[Start RECORDED INFORMATION]
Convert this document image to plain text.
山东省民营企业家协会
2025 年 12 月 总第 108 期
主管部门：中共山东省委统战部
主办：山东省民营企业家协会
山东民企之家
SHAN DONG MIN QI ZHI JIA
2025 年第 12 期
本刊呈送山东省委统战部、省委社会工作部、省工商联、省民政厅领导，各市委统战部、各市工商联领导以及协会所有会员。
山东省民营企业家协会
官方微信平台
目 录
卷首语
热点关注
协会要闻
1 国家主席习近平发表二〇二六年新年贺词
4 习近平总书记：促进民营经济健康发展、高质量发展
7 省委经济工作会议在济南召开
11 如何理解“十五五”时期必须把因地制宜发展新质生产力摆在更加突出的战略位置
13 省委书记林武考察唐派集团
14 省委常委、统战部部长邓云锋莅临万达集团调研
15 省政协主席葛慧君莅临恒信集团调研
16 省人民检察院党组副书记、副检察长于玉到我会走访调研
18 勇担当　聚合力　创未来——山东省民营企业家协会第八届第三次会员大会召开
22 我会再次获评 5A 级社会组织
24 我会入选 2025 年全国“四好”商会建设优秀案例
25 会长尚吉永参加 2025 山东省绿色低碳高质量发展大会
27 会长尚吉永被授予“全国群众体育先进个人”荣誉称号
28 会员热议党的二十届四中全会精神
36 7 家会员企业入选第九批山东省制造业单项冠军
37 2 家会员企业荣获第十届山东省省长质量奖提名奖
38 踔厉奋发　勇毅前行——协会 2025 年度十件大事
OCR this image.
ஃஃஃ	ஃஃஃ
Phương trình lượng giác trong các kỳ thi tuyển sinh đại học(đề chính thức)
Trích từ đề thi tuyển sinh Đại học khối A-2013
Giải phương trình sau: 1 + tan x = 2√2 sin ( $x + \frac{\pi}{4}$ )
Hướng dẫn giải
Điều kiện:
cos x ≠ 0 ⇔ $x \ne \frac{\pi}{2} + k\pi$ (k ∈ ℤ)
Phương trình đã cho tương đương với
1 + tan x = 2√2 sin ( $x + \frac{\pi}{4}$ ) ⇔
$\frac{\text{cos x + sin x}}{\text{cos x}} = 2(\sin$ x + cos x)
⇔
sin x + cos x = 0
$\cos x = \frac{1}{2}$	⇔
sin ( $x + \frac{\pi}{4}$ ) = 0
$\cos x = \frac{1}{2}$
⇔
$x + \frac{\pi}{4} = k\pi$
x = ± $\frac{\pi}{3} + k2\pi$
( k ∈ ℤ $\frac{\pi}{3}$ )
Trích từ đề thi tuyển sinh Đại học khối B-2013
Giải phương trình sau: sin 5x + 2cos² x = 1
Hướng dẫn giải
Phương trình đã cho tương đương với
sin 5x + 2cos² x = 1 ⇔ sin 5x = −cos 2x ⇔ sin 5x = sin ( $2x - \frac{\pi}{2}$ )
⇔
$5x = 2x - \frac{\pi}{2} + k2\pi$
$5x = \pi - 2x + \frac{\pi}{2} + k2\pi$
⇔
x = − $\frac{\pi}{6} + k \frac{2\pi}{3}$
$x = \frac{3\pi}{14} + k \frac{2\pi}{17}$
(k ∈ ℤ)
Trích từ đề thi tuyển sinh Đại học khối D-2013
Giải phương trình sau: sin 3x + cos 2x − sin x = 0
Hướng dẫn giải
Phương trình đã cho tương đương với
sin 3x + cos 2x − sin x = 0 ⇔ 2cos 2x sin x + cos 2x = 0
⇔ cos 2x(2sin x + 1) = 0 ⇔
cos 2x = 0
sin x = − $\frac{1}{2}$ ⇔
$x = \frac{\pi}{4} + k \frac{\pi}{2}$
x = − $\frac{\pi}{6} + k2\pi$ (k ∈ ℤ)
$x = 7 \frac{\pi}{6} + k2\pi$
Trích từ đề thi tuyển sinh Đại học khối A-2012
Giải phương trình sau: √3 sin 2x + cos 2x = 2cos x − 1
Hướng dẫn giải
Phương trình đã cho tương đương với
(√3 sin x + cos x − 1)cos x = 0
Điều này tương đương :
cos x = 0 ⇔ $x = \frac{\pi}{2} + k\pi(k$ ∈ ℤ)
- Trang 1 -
[End RECORDED INFORMATION]
> DIRECTION
Copy exactly, word for word, the line with "OCR this image." through the final line of the listing.

> FULL RESPONSE
OCR this image.
ஃஃஃ	ஃஃஃ
Phương trình lượng giác trong các kỳ thi tuyển sinh đại học(đề chính thức)
Trích từ đề thi tuyển sinh Đại học khối A-2013
Giải phương trình sau: 1 + tan x = 2√2 sin ( $x + \frac{\pi}{4}$ )
Hướng dẫn giải
Điều kiện:
cos x ≠ 0 ⇔ $x \ne \frac{\pi}{2} + k\pi$ (k ∈ ℤ)
Phương trình đã cho tương đương với
1 + tan x = 2√2 sin ( $x + \frac{\pi}{4}$ ) ⇔
$\frac{\text{cos x + sin x}}{\text{cos x}} = 2(\sin$ x + cos x)
⇔
sin x + cos x = 0
$\cos x = \frac{1}{2}$	⇔
sin ( $x + \frac{\pi}{4}$ ) = 0
$\cos x = \frac{1}{2}$
⇔
$x + \frac{\pi}{4} = k\pi$
x = ± $\frac{\pi}{3} + k2\pi$
( k ∈ ℤ $\frac{\pi}{3}$ )
Trích từ đề thi tuyển sinh Đại học khối B-2013
Giải phương trình sau: sin 5x + 2cos² x = 1
Hướng dẫn giải
Phương trình đã cho tương đương với
sin 5x + 2cos² x = 1 ⇔ sin 5x = −cos 2x ⇔ sin 5x = sin ( $2x - \frac{\pi}{2}$ )
⇔
$5x = 2x - \frac{\pi}{2} + k2\pi$
$5x = \pi - 2x + \frac{\pi}{2} + k2\pi$
⇔
x = − $\frac{\pi}{6} + k \frac{2\pi}{3}$
$x = \frac{3\pi}{14} + k \frac{2\pi}{17}$
(k ∈ ℤ)
Trích từ đề thi tuyển sinh Đại học khối D-2013
Giải phương trình sau: sin 3x + cos 2x − sin x = 0
Hướng dẫn giải
Phương trình đã cho tương đương với
sin 3x + cos 2x − sin x = 0 ⇔ 2cos 2x sin x + cos 2x = 0
⇔ cos 2x(2sin x + 1) = 0 ⇔
cos 2x = 0
sin x = − $\frac{1}{2}$ ⇔
$x = \frac{\pi}{4} + k \frac{\pi}{2}$
x = − $\frac{\pi}{6} + k2\pi$ (k ∈ ℤ)
$x = 7 \frac{\pi}{6} + k2\pi$
Trích từ đề thi tuyển sinh Đại học khối A-2012
Giải phương trình sau: √3 sin 2x + cos 2x = 2cos x − 1
Hướng dẫn giải
Phương trình đã cho tương đương với
(√3 sin x + cos x − 1)cos x = 0
Điều này tương đương :
cos x = 0 ⇔ $x = \frac{\pi}{2} + k\pi(k$ ∈ ℤ)
- Trang 1 -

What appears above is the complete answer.